● **Requirements**
Reproduce each line exactly. Skip none.

Figure dataset records
* * * * * * *

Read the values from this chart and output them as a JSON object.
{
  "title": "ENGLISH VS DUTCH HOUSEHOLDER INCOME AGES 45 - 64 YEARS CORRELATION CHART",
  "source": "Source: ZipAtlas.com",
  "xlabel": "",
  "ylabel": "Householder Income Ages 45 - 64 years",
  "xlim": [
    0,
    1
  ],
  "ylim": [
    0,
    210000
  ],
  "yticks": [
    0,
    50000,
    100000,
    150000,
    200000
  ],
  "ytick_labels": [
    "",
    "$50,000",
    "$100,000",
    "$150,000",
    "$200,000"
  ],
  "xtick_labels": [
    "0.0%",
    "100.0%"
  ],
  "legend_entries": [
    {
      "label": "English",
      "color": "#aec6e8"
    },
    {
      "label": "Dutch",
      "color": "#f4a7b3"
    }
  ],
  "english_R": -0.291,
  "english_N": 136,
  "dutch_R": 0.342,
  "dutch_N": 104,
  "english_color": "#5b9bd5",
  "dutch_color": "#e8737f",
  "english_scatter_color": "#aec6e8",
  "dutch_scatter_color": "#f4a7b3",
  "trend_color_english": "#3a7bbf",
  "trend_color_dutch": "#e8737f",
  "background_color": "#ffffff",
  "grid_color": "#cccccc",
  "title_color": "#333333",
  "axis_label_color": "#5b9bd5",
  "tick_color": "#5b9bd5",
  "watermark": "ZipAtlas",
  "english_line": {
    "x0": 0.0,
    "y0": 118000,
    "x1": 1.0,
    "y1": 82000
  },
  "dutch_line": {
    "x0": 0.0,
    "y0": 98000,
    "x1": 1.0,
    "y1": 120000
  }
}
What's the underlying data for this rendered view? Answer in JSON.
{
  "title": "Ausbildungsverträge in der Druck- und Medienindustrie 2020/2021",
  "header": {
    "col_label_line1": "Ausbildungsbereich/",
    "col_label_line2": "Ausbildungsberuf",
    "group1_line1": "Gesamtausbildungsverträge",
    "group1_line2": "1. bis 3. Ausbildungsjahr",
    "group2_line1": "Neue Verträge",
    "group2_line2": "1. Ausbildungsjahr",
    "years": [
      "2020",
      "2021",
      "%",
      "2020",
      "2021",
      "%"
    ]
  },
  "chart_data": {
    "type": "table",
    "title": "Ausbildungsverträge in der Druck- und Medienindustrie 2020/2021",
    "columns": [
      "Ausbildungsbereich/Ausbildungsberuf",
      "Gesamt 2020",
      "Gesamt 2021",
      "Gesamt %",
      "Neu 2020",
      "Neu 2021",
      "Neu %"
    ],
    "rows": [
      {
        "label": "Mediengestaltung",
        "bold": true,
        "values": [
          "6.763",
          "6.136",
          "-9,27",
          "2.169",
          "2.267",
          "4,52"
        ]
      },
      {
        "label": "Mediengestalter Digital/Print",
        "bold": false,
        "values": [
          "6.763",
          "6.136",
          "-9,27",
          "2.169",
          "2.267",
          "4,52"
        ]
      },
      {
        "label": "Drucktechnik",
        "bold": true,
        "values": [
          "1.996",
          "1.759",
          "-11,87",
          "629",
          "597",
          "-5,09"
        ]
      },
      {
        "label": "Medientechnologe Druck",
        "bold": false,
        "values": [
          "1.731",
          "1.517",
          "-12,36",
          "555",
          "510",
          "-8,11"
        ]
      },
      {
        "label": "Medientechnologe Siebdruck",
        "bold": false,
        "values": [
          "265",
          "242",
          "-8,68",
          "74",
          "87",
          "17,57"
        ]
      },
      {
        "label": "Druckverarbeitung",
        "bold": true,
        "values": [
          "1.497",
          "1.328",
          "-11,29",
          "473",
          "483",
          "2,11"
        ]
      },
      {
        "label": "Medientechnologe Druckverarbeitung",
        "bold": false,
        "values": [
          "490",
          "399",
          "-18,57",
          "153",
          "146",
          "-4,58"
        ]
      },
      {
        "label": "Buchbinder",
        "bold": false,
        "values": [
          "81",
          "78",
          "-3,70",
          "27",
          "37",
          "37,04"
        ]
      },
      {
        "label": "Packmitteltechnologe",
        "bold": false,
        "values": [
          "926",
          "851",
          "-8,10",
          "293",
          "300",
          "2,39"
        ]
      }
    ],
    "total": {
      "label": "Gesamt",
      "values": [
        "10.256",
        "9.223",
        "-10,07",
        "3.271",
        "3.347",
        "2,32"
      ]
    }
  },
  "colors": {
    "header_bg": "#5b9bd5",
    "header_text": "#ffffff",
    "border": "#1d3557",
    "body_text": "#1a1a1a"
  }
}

* * * * * * *

● **Answer in full**
Read the values from this chart and output them as a JSON object.
{
  "title": "ENGLISH VS DUTCH HOUSEHOLDER INCOME AGES 45 - 64 YEARS CORRELATION CHART",
  "source": "Source: ZipAtlas.com",
  "xlabel": "",
  "ylabel": "Householder Income Ages 45 - 64 years",
  "xlim": [
    0,
    1
  ],
  "ylim": [
    0,
    210000
  ],
  "yticks": [
    0,
    50000,
    100000,
    150000,
    200000
  ],
  "ytick_labels": [
    "",
    "$50,000",
    "$100,000",
    "$150,000",
    "$200,000"
  ],
  "xtick_labels": [
    "0.0%",
    "100.0%"
  ],
  "legend_entries": [
    {
      "label": "English",
      "color": "#aec6e8"
    },
    {
      "label": "Dutch",
      "color": "#f4a7b3"
    }
  ],
  "english_R": -0.291,
  "english_N": 136,
  "dutch_R": 0.342,
  "dutch_N": 104,
  "english_color": "#5b9bd5",
  "dutch_color": "#e8737f",
  "english_scatter_color": "#aec6e8",
  "dutch_scatter_color": "#f4a7b3",
  "trend_color_english": "#3a7bbf",
  "trend_color_dutch": "#e8737f",
  "background_color": "#ffffff",
  "grid_color": "#cccccc",
  "title_color": "#333333",
  "axis_label_color": "#5b9bd5",
  "tick_color": "#5b9bd5",
  "watermark": "ZipAtlas",
  "english_line": {
    "x0": 0.0,
    "y0": 118000,
    "x1": 1.0,
    "y1": 82000
  },
  "dutch_line": {
    "x0": 0.0,
    "y0": 98000,
    "x1": 1.0,
    "y1": 120000
  }
}
What's the underlying data for this rendered view? Answer in JSON.
{
  "title": "Ausbildungsverträge in der Druck- und Medienindustrie 2020/2021",
  "header": {
    "col_label_line1": "Ausbildungsbereich/",
    "col_label_line2": "Ausbildungsberuf",
    "group1_line1": "Gesamtausbildungsverträge",
    "group1_line2": "1. bis 3. Ausbildungsjahr",
    "group2_line1": "Neue Verträge",
    "group2_line2": "1. Ausbildungsjahr",
    "years": [
      "2020",
      "2021",
      "%",
      "2020",
      "2021",
      "%"
    ]
  },
  "chart_data": {
    "type": "table",
    "title": "Ausbildungsverträge in der Druck- und Medienindustrie 2020/2021",
    "columns": [
      "Ausbildungsbereich/Ausbildungsberuf",
      "Gesamt 2020",
      "Gesamt 2021",
      "Gesamt %",
      "Neu 2020",
      "Neu 2021",
      "Neu %"
    ],
    "rows": [
      {
        "label": "Mediengestaltung",
        "bold": true,
        "values": [
          "6.763",
          "6.136",
          "-9,27",
          "2.169",
          "2.267",
          "4,52"
        ]
      },
      {
        "label": "Mediengestalter Digital/Print",
        "bold": false,
        "values": [
          "6.763",
          "6.136",
          "-9,27",
          "2.169",
          "2.267",
          "4,52"
        ]
      },
      {
        "label": "Drucktechnik",
        "bold": true,
        "values": [
          "1.996",
          "1.759",
          "-11,87",
          "629",
          "597",
          "-5,09"
        ]
      },
      {
        "label": "Medientechnologe Druck",
        "bold": false,
        "values": [
          "1.731",
          "1.517",
          "-12,36",
          "555",
          "510",
          "-8,11"
        ]
      },
      {
        "label": "Medientechnologe Siebdruck",
        "bold": false,
        "values": [
          "265",
          "242",
          "-8,68",
          "74",
          "87",
          "17,57"
        ]
      },
      {
        "label": "Druckverarbeitung",
        "bold": true,
        "values": [
          "1.497",
          "1.328",
          "-11,29",
          "473",
          "483",
          "2,11"
        ]
      },
      {
        "label": "Medientechnologe Druckverarbeitung",
        "bold": false,
        "values": [
          "490",
          "399",
          "-18,57",
          "153",
          "146",
          "-4,58"
        ]
      },
      {
        "label": "Buchbinder",
        "bold": false,
        "values": [
          "81",
          "78",
          "-3,70",
          "27",
          "37",
          "37,04"
        ]
      },
      {
        "label": "Packmitteltechnologe",
        "bold": false,
        "values": [
          "926",
          "851",
          "-8,10",
          "293",
          "300",
          "2,39"
        ]
      }
    ],
    "total": {
      "label": "Gesamt",
      "values": [
        "10.256",
        "9.223",
        "-10,07",
        "3.271",
        "3.347",
        "2,32"
      ]
    }
  },
  "colors": {
    "header_bg": "#5b9bd5",
    "header_text": "#ffffff",
    "border": "#1d3557",
    "body_text": "#1a1a1a"
  }
}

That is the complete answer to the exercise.